#### PROBLEM TO WORK ON:
Extract the text of each entry below exactly, leaving every image behind.

━━━━

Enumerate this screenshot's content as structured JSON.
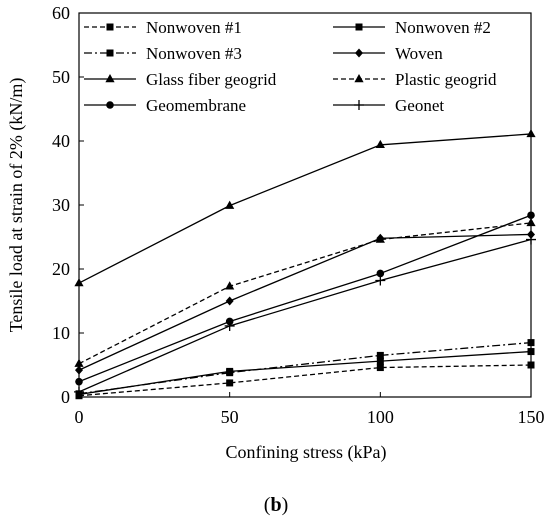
{
  "chart_data": {
    "type": "line",
    "title": "",
    "xlabel": "Confining stress (kPa)",
    "ylabel": "Tensile load at strain of 2% (kN/m)",
    "x": [
      0,
      50,
      100,
      150
    ],
    "xticks": [
      "0",
      "50",
      "100",
      "150"
    ],
    "yticks": [
      "0",
      "10",
      "20",
      "30",
      "40",
      "50",
      "60"
    ],
    "xlim": [
      0,
      150
    ],
    "ylim": [
      0,
      60
    ],
    "grid": false,
    "legend_position": "top",
    "panel_label": "b",
    "series": [
      {
        "name": "Nonwoven #1",
        "marker": "square",
        "dash": "dashed",
        "values": [
          0.2,
          2.2,
          4.6,
          5.0
        ]
      },
      {
        "name": "Nonwoven #2",
        "marker": "square",
        "dash": "solid",
        "values": [
          0.4,
          4.0,
          5.6,
          7.1
        ]
      },
      {
        "name": "Nonwoven #3",
        "marker": "square",
        "dash": "dashdot",
        "values": [
          0.5,
          3.8,
          6.5,
          8.5
        ]
      },
      {
        "name": "Woven",
        "marker": "diamond",
        "dash": "solid",
        "values": [
          4.2,
          15.0,
          24.8,
          25.4
        ]
      },
      {
        "name": "Glass fiber geogrid",
        "marker": "triangle",
        "dash": "solid",
        "values": [
          17.8,
          29.9,
          39.4,
          41.1
        ]
      },
      {
        "name": "Plastic geogrid",
        "marker": "triangle",
        "dash": "dashed",
        "values": [
          5.2,
          17.3,
          24.6,
          27.2
        ]
      },
      {
        "name": "Geomembrane",
        "marker": "circle",
        "dash": "solid",
        "values": [
          2.4,
          11.8,
          19.3,
          28.4
        ]
      },
      {
        "name": "Geonet",
        "marker": "plus",
        "dash": "solid",
        "values": [
          0.8,
          11.1,
          18.2,
          24.6
        ]
      }
    ]
  }
}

━━━━

#### SOLUTION TO THIS TASK:
Enumerate this screenshot's content as structured JSON.
{
  "chart_data": {
    "type": "line",
    "title": "",
    "xlabel": "Confining stress (kPa)",
    "ylabel": "Tensile load at strain of 2% (kN/m)",
    "x": [
      0,
      50,
      100,
      150
    ],
    "xticks": [
      "0",
      "50",
      "100",
      "150"
    ],
    "yticks": [
      "0",
      "10",
      "20",
      "30",
      "40",
      "50",
      "60"
    ],
    "xlim": [
      0,
      150
    ],
    "ylim": [
      0,
      60
    ],
    "grid": false,
    "legend_position": "top",
    "panel_label": "b",
    "series": [
      {
        "name": "Nonwoven #1",
        "marker": "square",
        "dash": "dashed",
        "values": [
          0.2,
          2.2,
          4.6,
          5.0
        ]
      },
      {
        "name": "Nonwoven #2",
        "marker": "square",
        "dash": "solid",
        "values": [
          0.4,
          4.0,
          5.6,
          7.1
        ]
      },
      {
        "name": "Nonwoven #3",
        "marker": "square",
        "dash": "dashdot",
        "values": [
          0.5,
          3.8,
          6.5,
          8.5
        ]
      },
      {
        "name": "Woven",
        "marker": "diamond",
        "dash": "solid",
        "values": [
          4.2,
          15.0,
          24.8,
          25.4
        ]
      },
      {
        "name": "Glass fiber geogrid",
        "marker": "triangle",
        "dash": "solid",
        "values": [
          17.8,
          29.9,
          39.4,
          41.1
        ]
      },
      {
        "name": "Plastic geogrid",
        "marker": "triangle",
        "dash": "dashed",
        "values": [
          5.2,
          17.3,
          24.6,
          27.2
        ]
      },
      {
        "name": "Geomembrane",
        "marker": "circle",
        "dash": "solid",
        "values": [
          2.4,
          11.8,
          19.3,
          28.4
        ]
      },
      {
        "name": "Geonet",
        "marker": "plus",
        "dash": "solid",
        "values": [
          0.8,
          11.1,
          18.2,
          24.6
        ]
      }
    ]
  }
}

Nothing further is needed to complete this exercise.